Give the entries again, word for word.

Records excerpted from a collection
— Begin —

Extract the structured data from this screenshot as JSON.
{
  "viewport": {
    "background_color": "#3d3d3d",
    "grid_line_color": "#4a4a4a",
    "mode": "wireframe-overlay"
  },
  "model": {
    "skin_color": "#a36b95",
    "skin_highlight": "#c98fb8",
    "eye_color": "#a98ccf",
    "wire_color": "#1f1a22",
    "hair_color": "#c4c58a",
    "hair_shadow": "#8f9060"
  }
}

— End —

CORRECT ANSWER ▸
Extract the structured data from this screenshot as JSON.
{
  "viewport": {
    "background_color": "#3d3d3d",
    "grid_line_color": "#4a4a4a",
    "mode": "wireframe-overlay"
  },
  "model": {
    "skin_color": "#a36b95",
    "skin_highlight": "#c98fb8",
    "eye_color": "#a98ccf",
    "wire_color": "#1f1a22",
    "hair_color": "#c4c58a",
    "hair_shadow": "#8f9060"
  }
}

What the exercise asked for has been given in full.